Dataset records
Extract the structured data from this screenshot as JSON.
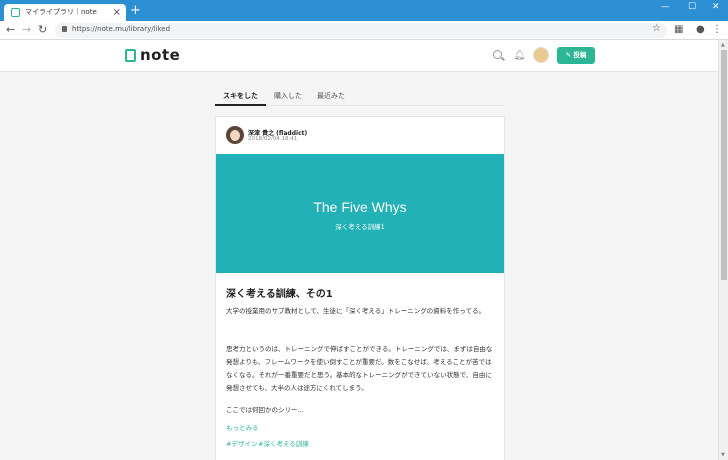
{
  "browser": {
    "tab_title": "マイライブラリ｜note",
    "tab_close": "×",
    "new_tab": "+",
    "url": "https://note.mu/library/liked",
    "window_controls": [
      "—",
      "☐",
      "✕"
    ]
  },
  "header": {
    "logo": "note",
    "post_button": "✎ 投稿"
  },
  "library_tabs": [
    "スキをした",
    "購入した",
    "最近みた"
  ],
  "article": {
    "author": "深津 貴之 (fladdict)",
    "date": "2018/02/04 18:41",
    "hero_title": "The Five Whys",
    "hero_subtitle": "深く考える訓練1",
    "title": "深く考える訓練、その1",
    "paragraph1": "大学の授業用のサブ教材として、生徒に「深く考える」トレーニングの資料を作ってる。",
    "paragraph2": "思考力というのは、トレーニングで伸ばすことができる。トレーニングでは、まずは自由な発想よりも、フレームワークを使い倒すことが重要だ。数をこなせば、考えることが苦ではなくなる。それが一番重要だと思う。基本的なトレーニングができていない状態で、自由に発想させても、大半の人は途方にくれてしまう。",
    "paragraph3": "ここでは何回かのシリー…",
    "more": "もっとみる",
    "tags": [
      "#デザイン",
      "#深く考える訓練"
    ]
  },
  "colors": {
    "accent": "#2cb696",
    "hero_bg": "#22b1b6",
    "chrome_bar": "#2d8fd3"
  }
}
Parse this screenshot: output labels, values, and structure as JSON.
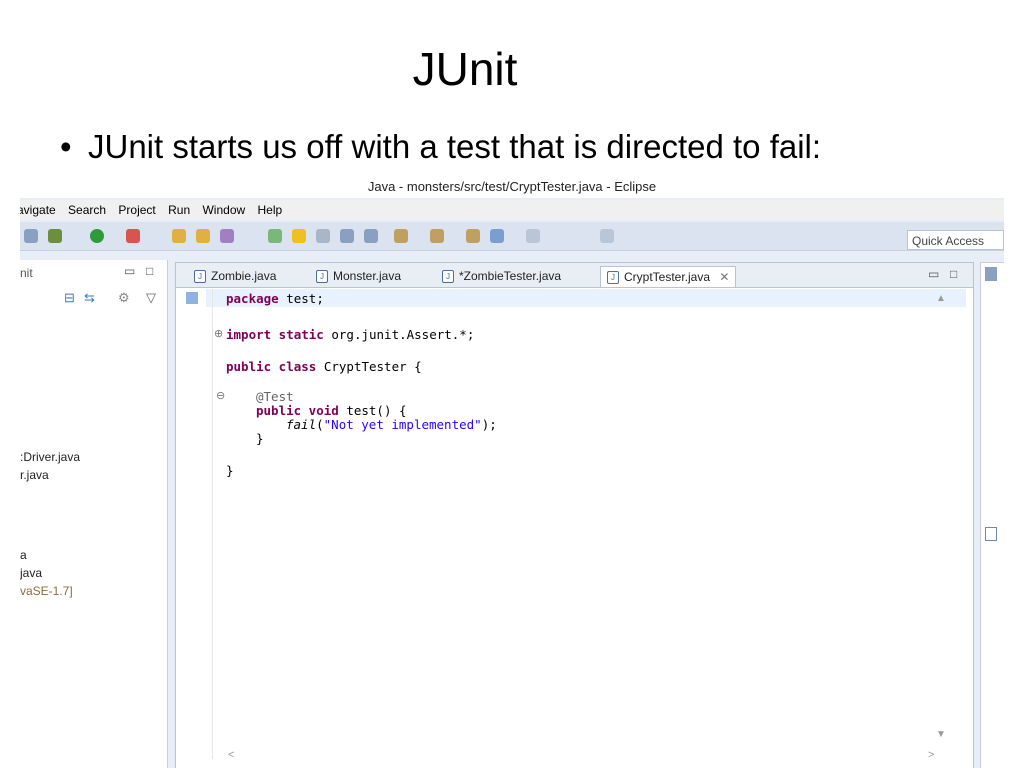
{
  "slide": {
    "title": "JUnit",
    "bullet": "JUnit starts us off with a test that is directed to fail:"
  },
  "window": {
    "title": "Java - monsters/src/test/CryptTester.java - Eclipse"
  },
  "menu": [
    "avigate",
    "Search",
    "Project",
    "Run",
    "Window",
    "Help"
  ],
  "toolbar": {
    "quick_access": "Quick Access"
  },
  "left_panel": {
    "title": "nit",
    "items": [
      ":Driver.java",
      "r.java",
      "a",
      "java",
      "vaSE-1.7]"
    ]
  },
  "editor": {
    "tabs": [
      {
        "label": "Zombie.java",
        "active": false
      },
      {
        "label": "Monster.java",
        "active": false
      },
      {
        "label": "*ZombieTester.java",
        "active": false
      },
      {
        "label": "CryptTester.java",
        "active": true
      }
    ],
    "code": {
      "pkg_kw": "package",
      "pkg_rest": " test;",
      "import_kw": "import static",
      "import_rest": " org.junit.Assert.*;",
      "class_kw": "public class",
      "class_rest": " CryptTester {",
      "annotation": "@Test",
      "method_kw": "public void",
      "method_rest": " test() {",
      "fail_call": "fail",
      "fail_open": "(",
      "fail_str": "\"Not yet implemented\"",
      "fail_close": ");",
      "close_method": "}",
      "close_class": "}"
    }
  },
  "colors": {
    "keyword": "#7f0055",
    "string": "#2a00ff",
    "annotation": "#646464",
    "toolbar_bg": "#dbe3f0"
  }
}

■ EXERCISE OBJECTIVE
Determine how many lines in the data above contain the string "screenshot". Give nothing except the number.

■ CORRECT OUTPUT
2